▸ Exercise
In the material below, the lines containing the word "акта" are required; copy each of them.

▸ Extracted entries
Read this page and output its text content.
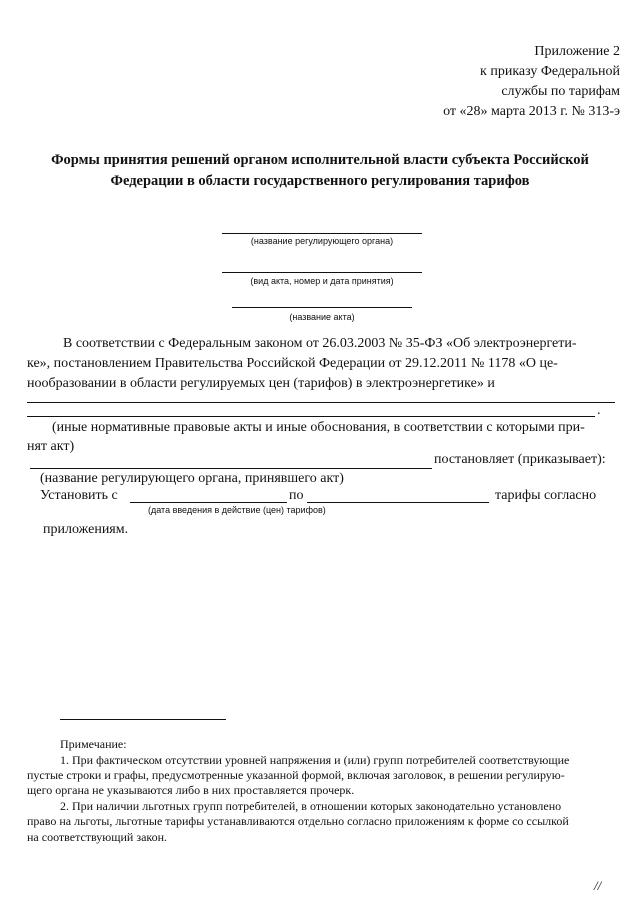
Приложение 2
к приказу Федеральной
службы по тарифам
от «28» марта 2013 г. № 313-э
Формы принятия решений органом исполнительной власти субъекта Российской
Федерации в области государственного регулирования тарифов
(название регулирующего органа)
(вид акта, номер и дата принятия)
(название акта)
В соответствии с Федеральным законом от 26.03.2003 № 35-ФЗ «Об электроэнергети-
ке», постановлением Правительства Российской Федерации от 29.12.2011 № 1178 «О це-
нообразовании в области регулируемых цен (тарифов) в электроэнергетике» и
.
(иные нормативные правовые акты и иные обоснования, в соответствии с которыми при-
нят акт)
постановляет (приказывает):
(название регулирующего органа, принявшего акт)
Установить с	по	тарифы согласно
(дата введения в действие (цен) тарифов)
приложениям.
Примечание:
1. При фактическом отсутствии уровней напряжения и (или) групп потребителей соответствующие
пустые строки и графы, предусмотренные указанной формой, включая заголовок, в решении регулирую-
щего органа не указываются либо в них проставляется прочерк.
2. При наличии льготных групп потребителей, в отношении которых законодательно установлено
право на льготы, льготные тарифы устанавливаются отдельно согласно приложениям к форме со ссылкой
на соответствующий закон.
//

▸ The solution
(вид акта, номер и дата принятия)
(название акта)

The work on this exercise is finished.